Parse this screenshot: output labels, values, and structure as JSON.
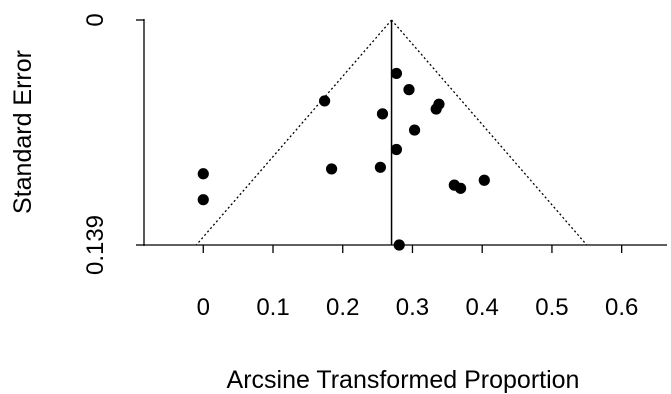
{
  "chart_data": {
    "type": "scatter",
    "title": "",
    "xlabel": "Arcsine Transformed Proportion",
    "ylabel": "Standard Error",
    "x_ticks": [
      0,
      0.1,
      0.2,
      0.3,
      0.4,
      0.5,
      0.6
    ],
    "x_tick_labels": [
      "0",
      "0.1",
      "0.2",
      "0.3",
      "0.4",
      "0.5",
      "0.6"
    ],
    "xlim": [
      -0.085,
      0.665
    ],
    "y_ticks": [
      0,
      0.139
    ],
    "y_tick_labels": [
      "0",
      "0.139"
    ],
    "ylim": [
      0,
      0.139
    ],
    "y_reversed": true,
    "summary_estimate": 0.27,
    "funnel_apex": {
      "x": 0.27,
      "se": 0
    },
    "funnel_base": {
      "left_x": -0.01,
      "right_x": 0.55,
      "se": 0.139
    },
    "point_color": "#000000",
    "points": [
      {
        "x": 0.0,
        "se": 0.095
      },
      {
        "x": 0.0,
        "se": 0.111
      },
      {
        "x": 0.174,
        "se": 0.05
      },
      {
        "x": 0.184,
        "se": 0.092
      },
      {
        "x": 0.254,
        "se": 0.091
      },
      {
        "x": 0.257,
        "se": 0.058
      },
      {
        "x": 0.277,
        "se": 0.033
      },
      {
        "x": 0.277,
        "se": 0.08
      },
      {
        "x": 0.281,
        "se": 0.139
      },
      {
        "x": 0.295,
        "se": 0.043
      },
      {
        "x": 0.303,
        "se": 0.068
      },
      {
        "x": 0.334,
        "se": 0.055
      },
      {
        "x": 0.338,
        "se": 0.052
      },
      {
        "x": 0.36,
        "se": 0.102
      },
      {
        "x": 0.369,
        "se": 0.104
      },
      {
        "x": 0.403,
        "se": 0.099
      }
    ]
  }
}
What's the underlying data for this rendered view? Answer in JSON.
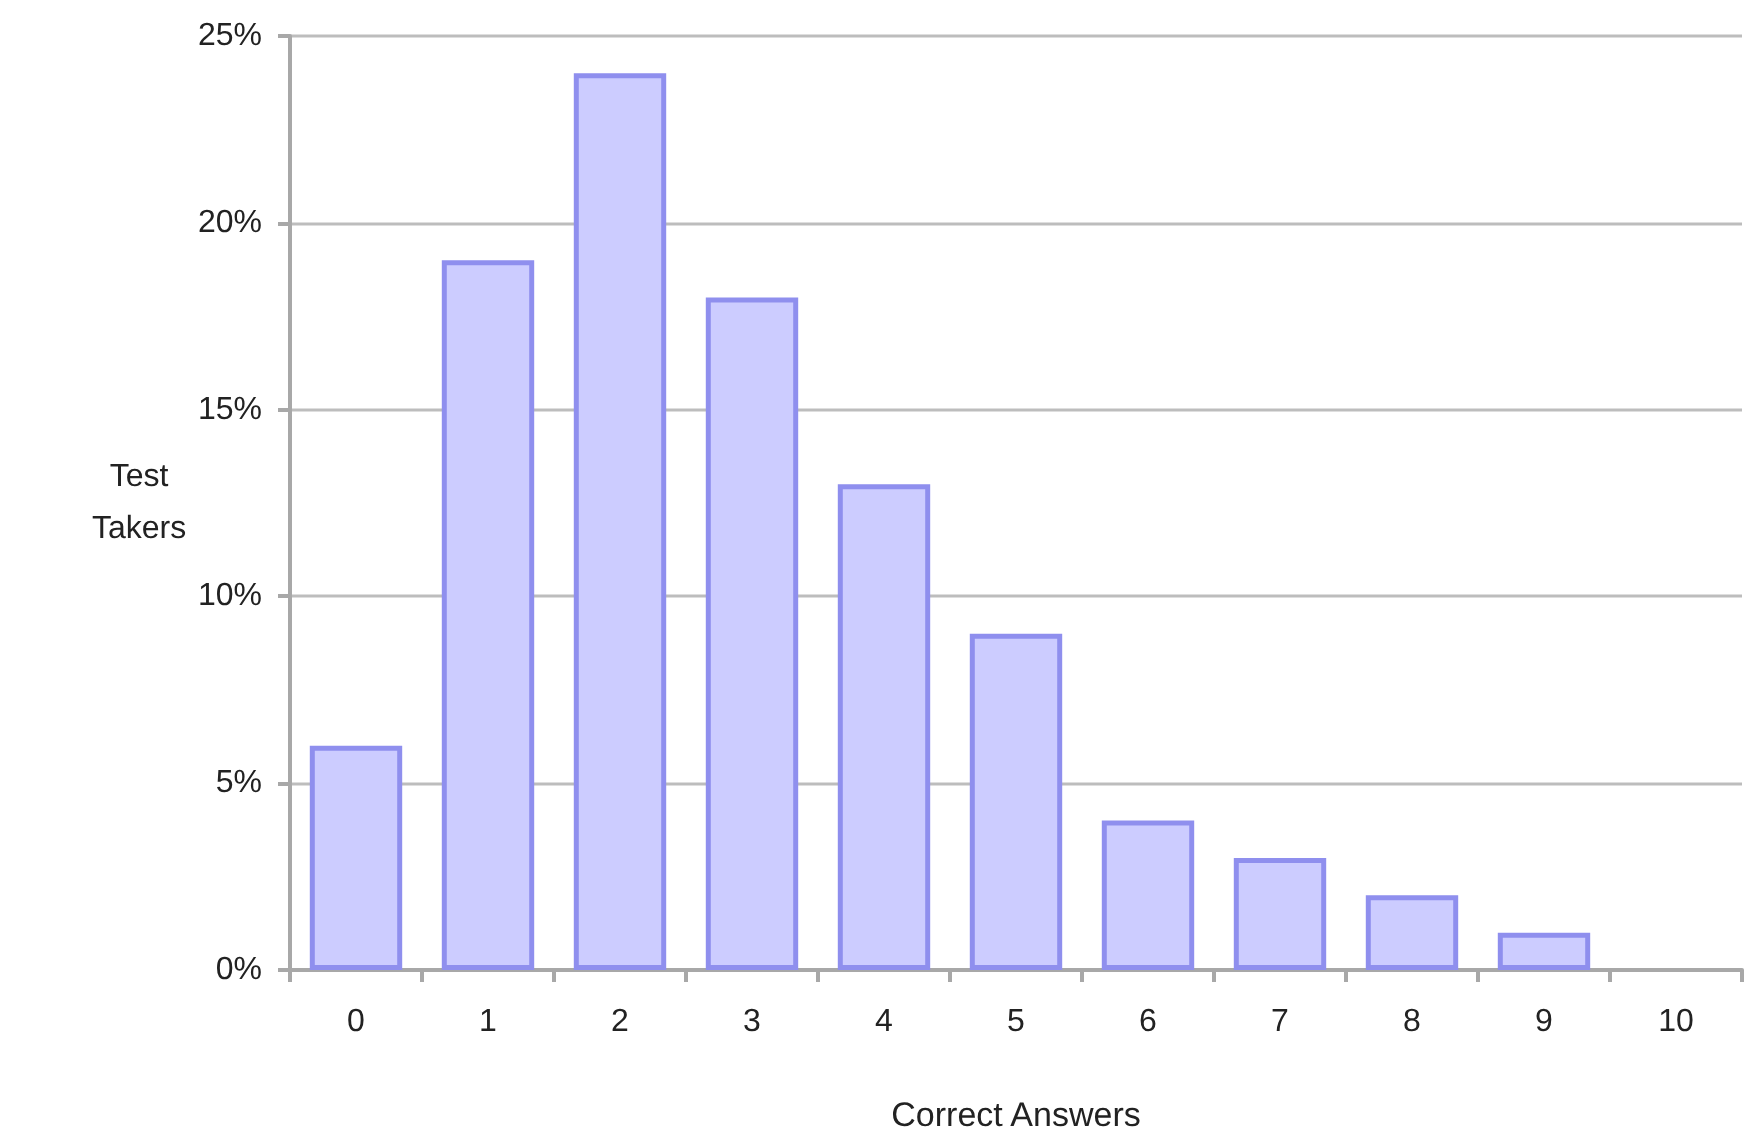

> What to do: Every line of the data should be copied as it stands, without the images.

> Exercise result:
Parse this screenshot: output labels, values, and structure as JSON.
{
  "chart_data": {
    "type": "scatter",
    "title": "",
    "xlabel": "Arcsine Transformed Proportion",
    "ylabel": "Standard Error",
    "x_ticks": [
      0,
      0.1,
      0.2,
      0.3,
      0.4,
      0.5,
      0.6
    ],
    "x_tick_labels": [
      "0",
      "0.1",
      "0.2",
      "0.3",
      "0.4",
      "0.5",
      "0.6"
    ],
    "xlim": [
      -0.085,
      0.665
    ],
    "y_ticks": [
      0,
      0.139
    ],
    "y_tick_labels": [
      "0",
      "0.139"
    ],
    "ylim": [
      0,
      0.139
    ],
    "y_reversed": true,
    "summary_estimate": 0.27,
    "funnel_apex": {
      "x": 0.27,
      "se": 0
    },
    "funnel_base": {
      "left_x": -0.01,
      "right_x": 0.55,
      "se": 0.139
    },
    "point_color": "#000000",
    "points": [
      {
        "x": 0.0,
        "se": 0.095
      },
      {
        "x": 0.0,
        "se": 0.111
      },
      {
        "x": 0.174,
        "se": 0.05
      },
      {
        "x": 0.184,
        "se": 0.092
      },
      {
        "x": 0.254,
        "se": 0.091
      },
      {
        "x": 0.257,
        "se": 0.058
      },
      {
        "x": 0.277,
        "se": 0.033
      },
      {
        "x": 0.277,
        "se": 0.08
      },
      {
        "x": 0.281,
        "se": 0.139
      },
      {
        "x": 0.295,
        "se": 0.043
      },
      {
        "x": 0.303,
        "se": 0.068
      },
      {
        "x": 0.334,
        "se": 0.055
      },
      {
        "x": 0.338,
        "se": 0.052
      },
      {
        "x": 0.36,
        "se": 0.102
      },
      {
        "x": 0.369,
        "se": 0.104
      },
      {
        "x": 0.403,
        "se": 0.099
      }
    ]
  }
}
What's the underlying data for this rendered view? Answer in JSON.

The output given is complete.